Reproduce verbatim the stretch of lines below, from the first line through the line containing "allow-interruptions-toggle[interactable]: [993, 295, 1025, 313]", both included.

++++++++++

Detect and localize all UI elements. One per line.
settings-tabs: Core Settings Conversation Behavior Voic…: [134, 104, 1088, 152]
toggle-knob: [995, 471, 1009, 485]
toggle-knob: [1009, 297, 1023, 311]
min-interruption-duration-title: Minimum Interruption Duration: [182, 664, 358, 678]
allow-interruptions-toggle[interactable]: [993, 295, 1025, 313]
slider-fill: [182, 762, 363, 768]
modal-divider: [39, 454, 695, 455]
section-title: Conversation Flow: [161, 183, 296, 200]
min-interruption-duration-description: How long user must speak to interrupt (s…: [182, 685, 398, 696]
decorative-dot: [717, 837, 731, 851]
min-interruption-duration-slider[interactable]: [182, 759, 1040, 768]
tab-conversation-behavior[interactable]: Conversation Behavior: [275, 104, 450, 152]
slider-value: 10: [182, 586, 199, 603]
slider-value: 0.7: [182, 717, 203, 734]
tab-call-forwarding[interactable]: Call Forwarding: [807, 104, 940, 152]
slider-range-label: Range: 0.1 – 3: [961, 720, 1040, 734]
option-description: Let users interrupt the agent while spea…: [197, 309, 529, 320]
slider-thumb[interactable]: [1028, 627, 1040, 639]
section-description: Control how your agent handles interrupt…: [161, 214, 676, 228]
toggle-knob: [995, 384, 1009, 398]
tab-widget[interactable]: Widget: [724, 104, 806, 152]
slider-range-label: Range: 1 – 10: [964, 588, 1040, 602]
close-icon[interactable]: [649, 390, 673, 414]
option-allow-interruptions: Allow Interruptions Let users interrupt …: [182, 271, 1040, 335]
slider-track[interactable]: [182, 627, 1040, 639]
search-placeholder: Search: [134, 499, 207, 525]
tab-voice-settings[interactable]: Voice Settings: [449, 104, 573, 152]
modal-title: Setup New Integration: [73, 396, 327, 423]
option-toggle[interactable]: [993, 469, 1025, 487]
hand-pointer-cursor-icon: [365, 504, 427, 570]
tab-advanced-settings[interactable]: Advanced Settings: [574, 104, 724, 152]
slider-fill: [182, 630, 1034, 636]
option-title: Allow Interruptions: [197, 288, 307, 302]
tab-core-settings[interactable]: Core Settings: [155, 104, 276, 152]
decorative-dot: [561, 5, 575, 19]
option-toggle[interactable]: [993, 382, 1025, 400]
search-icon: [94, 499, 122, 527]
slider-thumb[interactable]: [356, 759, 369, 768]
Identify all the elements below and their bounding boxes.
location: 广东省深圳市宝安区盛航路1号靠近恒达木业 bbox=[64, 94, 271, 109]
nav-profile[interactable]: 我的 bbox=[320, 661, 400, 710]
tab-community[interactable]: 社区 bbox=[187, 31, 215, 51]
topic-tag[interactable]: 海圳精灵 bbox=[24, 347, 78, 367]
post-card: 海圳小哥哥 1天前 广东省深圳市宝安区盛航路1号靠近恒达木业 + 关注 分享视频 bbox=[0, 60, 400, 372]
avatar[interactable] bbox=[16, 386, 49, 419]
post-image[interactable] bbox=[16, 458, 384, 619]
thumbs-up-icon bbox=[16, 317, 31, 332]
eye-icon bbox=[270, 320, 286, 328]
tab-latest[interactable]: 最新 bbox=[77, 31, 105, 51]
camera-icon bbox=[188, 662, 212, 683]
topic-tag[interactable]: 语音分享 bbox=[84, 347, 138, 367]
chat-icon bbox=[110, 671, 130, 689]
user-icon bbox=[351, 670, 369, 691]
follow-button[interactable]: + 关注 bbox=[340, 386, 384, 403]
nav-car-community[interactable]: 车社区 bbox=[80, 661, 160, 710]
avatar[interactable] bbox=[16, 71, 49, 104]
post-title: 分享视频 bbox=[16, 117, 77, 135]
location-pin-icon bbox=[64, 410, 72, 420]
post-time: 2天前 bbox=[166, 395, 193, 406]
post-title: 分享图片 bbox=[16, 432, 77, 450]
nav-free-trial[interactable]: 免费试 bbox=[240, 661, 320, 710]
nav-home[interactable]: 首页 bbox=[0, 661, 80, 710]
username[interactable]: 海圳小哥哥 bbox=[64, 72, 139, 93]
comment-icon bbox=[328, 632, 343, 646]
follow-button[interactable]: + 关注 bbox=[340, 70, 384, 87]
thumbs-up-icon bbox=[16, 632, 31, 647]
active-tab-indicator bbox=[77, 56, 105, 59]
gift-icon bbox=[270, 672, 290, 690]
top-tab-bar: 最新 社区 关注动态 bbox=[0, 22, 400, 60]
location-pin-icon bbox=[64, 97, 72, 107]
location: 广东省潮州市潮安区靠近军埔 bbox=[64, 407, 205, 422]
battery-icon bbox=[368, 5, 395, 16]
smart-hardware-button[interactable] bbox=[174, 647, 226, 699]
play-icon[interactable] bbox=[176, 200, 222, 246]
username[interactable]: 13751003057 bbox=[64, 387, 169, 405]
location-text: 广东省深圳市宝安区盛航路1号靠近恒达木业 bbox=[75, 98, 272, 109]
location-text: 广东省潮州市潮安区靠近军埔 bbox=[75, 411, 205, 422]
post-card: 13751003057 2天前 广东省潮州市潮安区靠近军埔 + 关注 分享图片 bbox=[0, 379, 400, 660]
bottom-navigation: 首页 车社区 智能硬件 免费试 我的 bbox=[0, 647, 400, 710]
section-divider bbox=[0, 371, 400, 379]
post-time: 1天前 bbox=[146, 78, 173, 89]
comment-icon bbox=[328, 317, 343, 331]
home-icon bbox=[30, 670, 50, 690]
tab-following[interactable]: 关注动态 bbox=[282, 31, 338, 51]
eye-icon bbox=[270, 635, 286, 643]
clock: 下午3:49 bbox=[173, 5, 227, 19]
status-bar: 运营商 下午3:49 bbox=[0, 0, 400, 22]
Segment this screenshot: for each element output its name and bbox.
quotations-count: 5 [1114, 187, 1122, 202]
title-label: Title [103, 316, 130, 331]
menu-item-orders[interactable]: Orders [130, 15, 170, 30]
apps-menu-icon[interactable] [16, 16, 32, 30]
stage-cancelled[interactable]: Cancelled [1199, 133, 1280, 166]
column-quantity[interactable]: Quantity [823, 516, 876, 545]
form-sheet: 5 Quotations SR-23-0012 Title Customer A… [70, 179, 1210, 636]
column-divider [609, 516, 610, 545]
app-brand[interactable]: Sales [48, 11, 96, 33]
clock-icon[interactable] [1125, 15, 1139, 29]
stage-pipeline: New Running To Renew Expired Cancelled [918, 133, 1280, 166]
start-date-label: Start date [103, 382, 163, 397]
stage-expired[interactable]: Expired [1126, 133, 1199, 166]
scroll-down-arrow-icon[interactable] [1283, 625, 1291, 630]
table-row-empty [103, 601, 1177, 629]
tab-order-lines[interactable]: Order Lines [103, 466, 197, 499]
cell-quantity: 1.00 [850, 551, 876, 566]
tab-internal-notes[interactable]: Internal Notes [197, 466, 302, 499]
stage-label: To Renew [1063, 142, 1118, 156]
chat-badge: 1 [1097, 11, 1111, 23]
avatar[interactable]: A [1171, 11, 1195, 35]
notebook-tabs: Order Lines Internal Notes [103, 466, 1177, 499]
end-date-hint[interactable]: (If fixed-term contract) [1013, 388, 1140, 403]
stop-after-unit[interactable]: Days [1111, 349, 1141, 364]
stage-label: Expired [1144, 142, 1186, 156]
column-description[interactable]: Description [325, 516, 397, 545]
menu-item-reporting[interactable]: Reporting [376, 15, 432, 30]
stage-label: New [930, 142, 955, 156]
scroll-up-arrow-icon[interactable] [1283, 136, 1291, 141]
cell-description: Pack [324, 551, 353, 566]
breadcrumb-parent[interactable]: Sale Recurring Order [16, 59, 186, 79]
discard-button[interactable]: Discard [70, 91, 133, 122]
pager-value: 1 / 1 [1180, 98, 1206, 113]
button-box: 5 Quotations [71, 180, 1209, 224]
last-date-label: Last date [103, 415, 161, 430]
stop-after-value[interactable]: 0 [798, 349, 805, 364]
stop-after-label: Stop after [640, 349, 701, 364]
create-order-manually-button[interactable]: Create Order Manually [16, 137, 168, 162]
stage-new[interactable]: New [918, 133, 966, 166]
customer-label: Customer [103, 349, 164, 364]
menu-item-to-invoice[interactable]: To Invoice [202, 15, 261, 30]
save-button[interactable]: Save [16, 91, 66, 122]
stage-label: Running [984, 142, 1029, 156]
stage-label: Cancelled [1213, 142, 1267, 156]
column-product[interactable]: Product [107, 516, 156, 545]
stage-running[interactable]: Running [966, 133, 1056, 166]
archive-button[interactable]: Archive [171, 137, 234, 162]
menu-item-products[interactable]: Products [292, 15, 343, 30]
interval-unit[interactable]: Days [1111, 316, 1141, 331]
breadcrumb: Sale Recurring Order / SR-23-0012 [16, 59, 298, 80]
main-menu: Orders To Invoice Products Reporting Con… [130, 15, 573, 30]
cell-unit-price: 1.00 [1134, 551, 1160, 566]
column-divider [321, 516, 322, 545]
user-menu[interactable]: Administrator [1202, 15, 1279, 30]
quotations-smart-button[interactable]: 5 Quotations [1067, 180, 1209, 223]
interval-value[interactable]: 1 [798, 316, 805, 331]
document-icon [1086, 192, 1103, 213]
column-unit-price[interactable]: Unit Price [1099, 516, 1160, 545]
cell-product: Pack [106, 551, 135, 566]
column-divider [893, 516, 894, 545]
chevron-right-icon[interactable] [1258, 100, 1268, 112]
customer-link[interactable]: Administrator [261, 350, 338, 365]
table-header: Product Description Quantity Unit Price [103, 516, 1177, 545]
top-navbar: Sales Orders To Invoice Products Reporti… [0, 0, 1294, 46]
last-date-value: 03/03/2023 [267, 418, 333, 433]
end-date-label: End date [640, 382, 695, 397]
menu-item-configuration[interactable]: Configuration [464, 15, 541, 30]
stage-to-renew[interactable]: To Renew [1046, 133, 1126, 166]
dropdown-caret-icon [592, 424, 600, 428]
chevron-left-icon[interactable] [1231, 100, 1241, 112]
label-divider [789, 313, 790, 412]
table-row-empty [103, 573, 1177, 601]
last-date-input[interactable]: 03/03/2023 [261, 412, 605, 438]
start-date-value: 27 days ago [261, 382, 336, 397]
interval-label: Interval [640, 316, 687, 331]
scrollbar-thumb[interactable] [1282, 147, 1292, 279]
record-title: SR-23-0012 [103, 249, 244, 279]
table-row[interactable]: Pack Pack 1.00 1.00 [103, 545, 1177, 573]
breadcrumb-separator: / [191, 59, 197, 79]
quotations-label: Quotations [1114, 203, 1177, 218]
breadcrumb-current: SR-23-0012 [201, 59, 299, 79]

++++++++++

■ ANSWER BELOW:
Detect and localize all UI elements. One per line.
settings-tabs: Core Settings Conversation Behavior Voic…: [134, 104, 1088, 152]
toggle-knob: [995, 471, 1009, 485]
toggle-knob: [1009, 297, 1023, 311]
min-interruption-duration-title: Minimum Interruption Duration: [182, 664, 358, 678]
allow-interruptions-toggle[interactable]: [993, 295, 1025, 313]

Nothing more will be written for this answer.